> Extracted entries:

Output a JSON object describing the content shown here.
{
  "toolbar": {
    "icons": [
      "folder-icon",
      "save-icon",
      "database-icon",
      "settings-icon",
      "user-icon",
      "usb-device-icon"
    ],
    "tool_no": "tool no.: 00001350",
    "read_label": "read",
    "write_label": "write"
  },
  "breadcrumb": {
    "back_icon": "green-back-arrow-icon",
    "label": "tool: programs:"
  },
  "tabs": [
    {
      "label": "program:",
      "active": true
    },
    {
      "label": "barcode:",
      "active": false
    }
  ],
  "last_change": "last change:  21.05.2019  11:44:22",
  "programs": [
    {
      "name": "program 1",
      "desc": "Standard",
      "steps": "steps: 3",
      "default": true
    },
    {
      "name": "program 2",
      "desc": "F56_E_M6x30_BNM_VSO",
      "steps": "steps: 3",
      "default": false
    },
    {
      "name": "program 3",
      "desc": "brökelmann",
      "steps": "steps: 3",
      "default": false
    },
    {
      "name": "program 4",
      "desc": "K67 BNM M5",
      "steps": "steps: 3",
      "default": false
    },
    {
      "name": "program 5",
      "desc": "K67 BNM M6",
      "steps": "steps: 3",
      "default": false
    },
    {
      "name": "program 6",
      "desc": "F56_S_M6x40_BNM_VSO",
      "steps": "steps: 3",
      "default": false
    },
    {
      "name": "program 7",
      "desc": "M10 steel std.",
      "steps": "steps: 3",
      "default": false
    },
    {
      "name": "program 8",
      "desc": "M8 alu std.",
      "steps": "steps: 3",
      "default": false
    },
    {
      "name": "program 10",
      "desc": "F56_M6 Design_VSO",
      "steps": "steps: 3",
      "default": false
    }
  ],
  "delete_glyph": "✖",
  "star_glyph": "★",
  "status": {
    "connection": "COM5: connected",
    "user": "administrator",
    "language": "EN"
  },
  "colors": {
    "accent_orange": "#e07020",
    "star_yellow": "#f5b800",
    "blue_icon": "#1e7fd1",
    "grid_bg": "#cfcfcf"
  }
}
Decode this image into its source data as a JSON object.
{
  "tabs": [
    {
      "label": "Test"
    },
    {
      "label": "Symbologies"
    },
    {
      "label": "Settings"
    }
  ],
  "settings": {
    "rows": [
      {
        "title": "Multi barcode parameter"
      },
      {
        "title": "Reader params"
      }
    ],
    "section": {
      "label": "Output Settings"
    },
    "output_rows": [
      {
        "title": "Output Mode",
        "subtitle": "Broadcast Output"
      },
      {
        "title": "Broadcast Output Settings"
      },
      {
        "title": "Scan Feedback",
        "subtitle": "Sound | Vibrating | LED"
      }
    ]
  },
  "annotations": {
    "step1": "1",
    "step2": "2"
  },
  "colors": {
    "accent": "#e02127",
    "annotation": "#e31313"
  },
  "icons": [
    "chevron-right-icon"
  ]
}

> What needs to be done:
Write out the data again, exactly and in full.

> Answer:
Output a JSON object describing the content shown here.
{
  "toolbar": {
    "icons": [
      "folder-icon",
      "save-icon",
      "database-icon",
      "settings-icon",
      "user-icon",
      "usb-device-icon"
    ],
    "tool_no": "tool no.: 00001350",
    "read_label": "read",
    "write_label": "write"
  },
  "breadcrumb": {
    "back_icon": "green-back-arrow-icon",
    "label": "tool: programs:"
  },
  "tabs": [
    {
      "label": "program:",
      "active": true
    },
    {
      "label": "barcode:",
      "active": false
    }
  ],
  "last_change": "last change:  21.05.2019  11:44:22",
  "programs": [
    {
      "name": "program 1",
      "desc": "Standard",
      "steps": "steps: 3",
      "default": true
    },
    {
      "name": "program 2",
      "desc": "F56_E_M6x30_BNM_VSO",
      "steps": "steps: 3",
      "default": false
    },
    {
      "name": "program 3",
      "desc": "brökelmann",
      "steps": "steps: 3",
      "default": false
    },
    {
      "name": "program 4",
      "desc": "K67 BNM M5",
      "steps": "steps: 3",
      "default": false
    },
    {
      "name": "program 5",
      "desc": "K67 BNM M6",
      "steps": "steps: 3",
      "default": false
    },
    {
      "name": "program 6",
      "desc": "F56_S_M6x40_BNM_VSO",
      "steps": "steps: 3",
      "default": false
    },
    {
      "name": "program 7",
      "desc": "M10 steel std.",
      "steps": "steps: 3",
      "default": false
    },
    {
      "name": "program 8",
      "desc": "M8 alu std.",
      "steps": "steps: 3",
      "default": false
    },
    {
      "name": "program 10",
      "desc": "F56_M6 Design_VSO",
      "steps": "steps: 3",
      "default": false
    }
  ],
  "delete_glyph": "✖",
  "star_glyph": "★",
  "status": {
    "connection": "COM5: connected",
    "user": "administrator",
    "language": "EN"
  },
  "colors": {
    "accent_orange": "#e07020",
    "star_yellow": "#f5b800",
    "blue_icon": "#1e7fd1",
    "grid_bg": "#cfcfcf"
  }
}
Decode this image into its source data as a JSON object.
{
  "tabs": [
    {
      "label": "Test"
    },
    {
      "label": "Symbologies"
    },
    {
      "label": "Settings"
    }
  ],
  "settings": {
    "rows": [
      {
        "title": "Multi barcode parameter"
      },
      {
        "title": "Reader params"
      }
    ],
    "section": {
      "label": "Output Settings"
    },
    "output_rows": [
      {
        "title": "Output Mode",
        "subtitle": "Broadcast Output"
      },
      {
        "title": "Broadcast Output Settings"
      },
      {
        "title": "Scan Feedback",
        "subtitle": "Sound | Vibrating | LED"
      }
    ]
  },
  "annotations": {
    "step1": "1",
    "step2": "2"
  },
  "colors": {
    "accent": "#e02127",
    "annotation": "#e31313"
  },
  "icons": [
    "chevron-right-icon"
  ]
}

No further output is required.